• **EXERCISE**
Write out each record again exactly as it stands.

** Begin **

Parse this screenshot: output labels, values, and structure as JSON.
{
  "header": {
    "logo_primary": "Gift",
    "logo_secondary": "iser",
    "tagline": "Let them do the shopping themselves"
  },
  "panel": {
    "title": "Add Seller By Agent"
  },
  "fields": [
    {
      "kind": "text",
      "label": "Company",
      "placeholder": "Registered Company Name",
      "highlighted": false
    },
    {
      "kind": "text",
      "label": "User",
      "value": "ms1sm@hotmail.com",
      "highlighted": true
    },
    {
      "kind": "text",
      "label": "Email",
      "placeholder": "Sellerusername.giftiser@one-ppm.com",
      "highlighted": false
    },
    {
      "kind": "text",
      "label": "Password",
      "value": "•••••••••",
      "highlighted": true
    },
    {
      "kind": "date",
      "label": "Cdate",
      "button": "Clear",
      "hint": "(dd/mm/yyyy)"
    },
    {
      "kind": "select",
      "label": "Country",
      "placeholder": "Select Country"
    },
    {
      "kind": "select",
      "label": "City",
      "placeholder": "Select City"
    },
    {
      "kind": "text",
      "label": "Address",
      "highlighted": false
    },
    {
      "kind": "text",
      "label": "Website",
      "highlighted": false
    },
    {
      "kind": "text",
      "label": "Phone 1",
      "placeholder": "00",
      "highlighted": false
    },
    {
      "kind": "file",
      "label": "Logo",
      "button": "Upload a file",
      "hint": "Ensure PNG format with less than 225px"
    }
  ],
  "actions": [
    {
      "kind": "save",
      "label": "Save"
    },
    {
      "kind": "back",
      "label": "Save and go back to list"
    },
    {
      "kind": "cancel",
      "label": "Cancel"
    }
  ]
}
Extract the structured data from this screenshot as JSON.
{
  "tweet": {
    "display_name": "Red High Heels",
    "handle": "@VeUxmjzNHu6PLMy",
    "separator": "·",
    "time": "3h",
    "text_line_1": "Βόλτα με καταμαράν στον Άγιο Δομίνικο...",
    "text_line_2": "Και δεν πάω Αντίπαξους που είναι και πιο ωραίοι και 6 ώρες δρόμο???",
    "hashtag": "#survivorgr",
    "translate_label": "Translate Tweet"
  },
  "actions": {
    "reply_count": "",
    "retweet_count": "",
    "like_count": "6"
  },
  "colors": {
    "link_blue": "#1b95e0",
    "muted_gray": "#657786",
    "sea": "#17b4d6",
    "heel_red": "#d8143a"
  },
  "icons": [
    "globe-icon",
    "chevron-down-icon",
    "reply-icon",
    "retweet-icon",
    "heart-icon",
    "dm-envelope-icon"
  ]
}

** End **

• **FULL ANSWER**
Parse this screenshot: output labels, values, and structure as JSON.
{
  "header": {
    "logo_primary": "Gift",
    "logo_secondary": "iser",
    "tagline": "Let them do the shopping themselves"
  },
  "panel": {
    "title": "Add Seller By Agent"
  },
  "fields": [
    {
      "kind": "text",
      "label": "Company",
      "placeholder": "Registered Company Name",
      "highlighted": false
    },
    {
      "kind": "text",
      "label": "User",
      "value": "ms1sm@hotmail.com",
      "highlighted": true
    },
    {
      "kind": "text",
      "label": "Email",
      "placeholder": "Sellerusername.giftiser@one-ppm.com",
      "highlighted": false
    },
    {
      "kind": "text",
      "label": "Password",
      "value": "•••••••••",
      "highlighted": true
    },
    {
      "kind": "date",
      "label": "Cdate",
      "button": "Clear",
      "hint": "(dd/mm/yyyy)"
    },
    {
      "kind": "select",
      "label": "Country",
      "placeholder": "Select Country"
    },
    {
      "kind": "select",
      "label": "City",
      "placeholder": "Select City"
    },
    {
      "kind": "text",
      "label": "Address",
      "highlighted": false
    },
    {
      "kind": "text",
      "label": "Website",
      "highlighted": false
    },
    {
      "kind": "text",
      "label": "Phone 1",
      "placeholder": "00",
      "highlighted": false
    },
    {
      "kind": "file",
      "label": "Logo",
      "button": "Upload a file",
      "hint": "Ensure PNG format with less than 225px"
    }
  ],
  "actions": [
    {
      "kind": "save",
      "label": "Save"
    },
    {
      "kind": "back",
      "label": "Save and go back to list"
    },
    {
      "kind": "cancel",
      "label": "Cancel"
    }
  ]
}
Extract the structured data from this screenshot as JSON.
{
  "tweet": {
    "display_name": "Red High Heels",
    "handle": "@VeUxmjzNHu6PLMy",
    "separator": "·",
    "time": "3h",
    "text_line_1": "Βόλτα με καταμαράν στον Άγιο Δομίνικο...",
    "text_line_2": "Και δεν πάω Αντίπαξους που είναι και πιο ωραίοι και 6 ώρες δρόμο???",
    "hashtag": "#survivorgr",
    "translate_label": "Translate Tweet"
  },
  "actions": {
    "reply_count": "",
    "retweet_count": "",
    "like_count": "6"
  },
  "colors": {
    "link_blue": "#1b95e0",
    "muted_gray": "#657786",
    "sea": "#17b4d6",
    "heel_red": "#d8143a"
  },
  "icons": [
    "globe-icon",
    "chevron-down-icon",
    "reply-icon",
    "retweet-icon",
    "heart-icon",
    "dm-envelope-icon"
  ]
}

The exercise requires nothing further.